[Start]
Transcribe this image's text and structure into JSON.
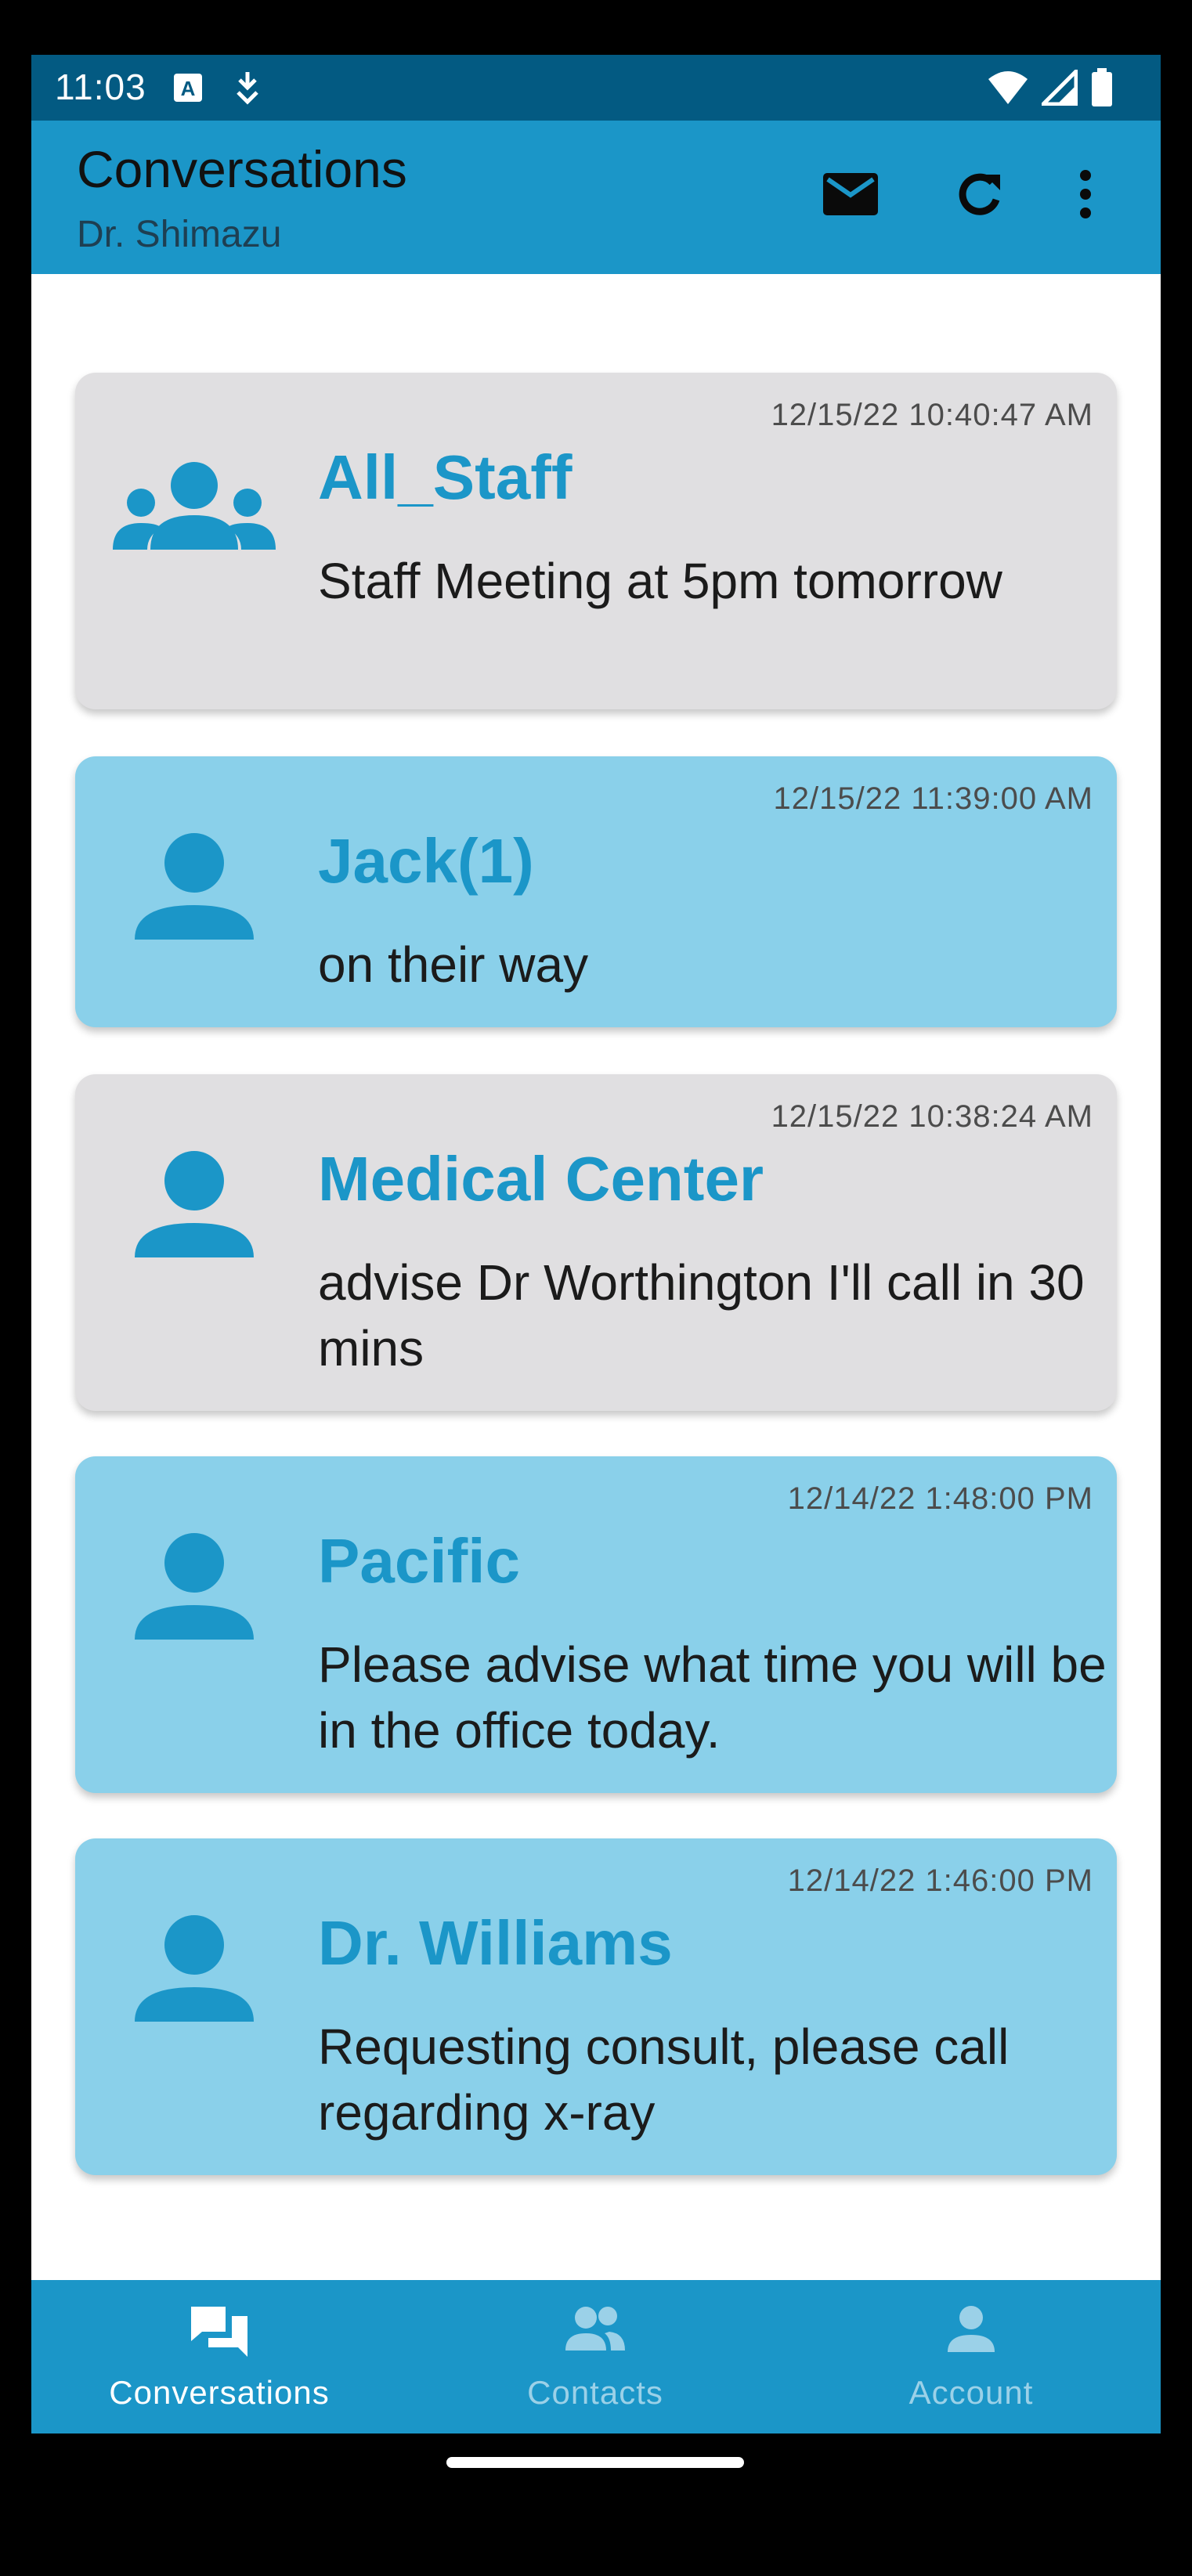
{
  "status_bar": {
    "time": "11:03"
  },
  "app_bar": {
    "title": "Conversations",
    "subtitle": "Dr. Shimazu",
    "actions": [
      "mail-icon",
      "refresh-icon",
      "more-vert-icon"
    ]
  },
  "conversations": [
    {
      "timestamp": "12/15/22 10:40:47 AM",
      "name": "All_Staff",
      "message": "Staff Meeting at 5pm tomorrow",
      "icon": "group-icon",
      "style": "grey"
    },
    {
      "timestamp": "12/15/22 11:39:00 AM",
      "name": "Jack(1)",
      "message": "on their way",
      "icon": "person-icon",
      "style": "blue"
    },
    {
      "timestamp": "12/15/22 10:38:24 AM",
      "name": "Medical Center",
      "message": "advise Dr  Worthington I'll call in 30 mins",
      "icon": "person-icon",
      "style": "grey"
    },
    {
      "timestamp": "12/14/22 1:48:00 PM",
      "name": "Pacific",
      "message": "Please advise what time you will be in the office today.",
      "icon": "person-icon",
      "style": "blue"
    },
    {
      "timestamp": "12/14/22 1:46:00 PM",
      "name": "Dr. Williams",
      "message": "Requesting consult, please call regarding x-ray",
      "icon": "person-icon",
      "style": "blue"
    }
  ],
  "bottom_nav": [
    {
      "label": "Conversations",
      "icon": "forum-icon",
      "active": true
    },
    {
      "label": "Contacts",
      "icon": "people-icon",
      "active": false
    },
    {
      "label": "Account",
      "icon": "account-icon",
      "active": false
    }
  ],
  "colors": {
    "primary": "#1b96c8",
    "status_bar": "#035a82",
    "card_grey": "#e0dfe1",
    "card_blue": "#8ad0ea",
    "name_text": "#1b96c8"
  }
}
[End]
[Start]
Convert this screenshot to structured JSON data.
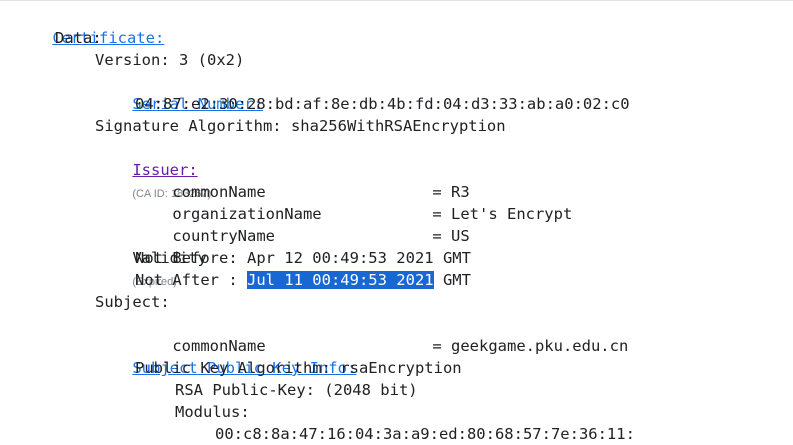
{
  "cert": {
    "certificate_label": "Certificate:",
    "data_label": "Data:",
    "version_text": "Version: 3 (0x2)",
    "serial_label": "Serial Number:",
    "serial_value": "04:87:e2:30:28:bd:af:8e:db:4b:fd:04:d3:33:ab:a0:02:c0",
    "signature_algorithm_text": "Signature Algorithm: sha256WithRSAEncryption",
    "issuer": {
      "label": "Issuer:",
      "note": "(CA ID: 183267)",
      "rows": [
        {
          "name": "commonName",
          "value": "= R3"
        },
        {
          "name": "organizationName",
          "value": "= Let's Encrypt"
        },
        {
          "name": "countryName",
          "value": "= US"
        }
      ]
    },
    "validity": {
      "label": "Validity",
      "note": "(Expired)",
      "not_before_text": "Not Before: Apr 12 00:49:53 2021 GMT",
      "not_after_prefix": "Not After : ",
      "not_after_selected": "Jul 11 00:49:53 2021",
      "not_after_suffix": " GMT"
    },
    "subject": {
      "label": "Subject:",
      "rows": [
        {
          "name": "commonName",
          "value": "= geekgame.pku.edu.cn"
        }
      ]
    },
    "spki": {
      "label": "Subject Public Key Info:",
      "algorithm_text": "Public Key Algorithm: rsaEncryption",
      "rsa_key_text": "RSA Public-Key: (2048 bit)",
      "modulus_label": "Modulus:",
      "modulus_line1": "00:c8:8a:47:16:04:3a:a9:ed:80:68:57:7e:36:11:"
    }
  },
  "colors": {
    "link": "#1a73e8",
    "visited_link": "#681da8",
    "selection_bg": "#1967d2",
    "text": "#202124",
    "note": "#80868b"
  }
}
[End]
◆ Problem details
Pick out each line that holds the string "Algorithm".

◆ Exercise answer
    "signature_algorithm_text": "Signature Algorithm: sha256WithRSAEncryption",
      "algorithm_text": "Public Key Algorithm: rsaEncryption",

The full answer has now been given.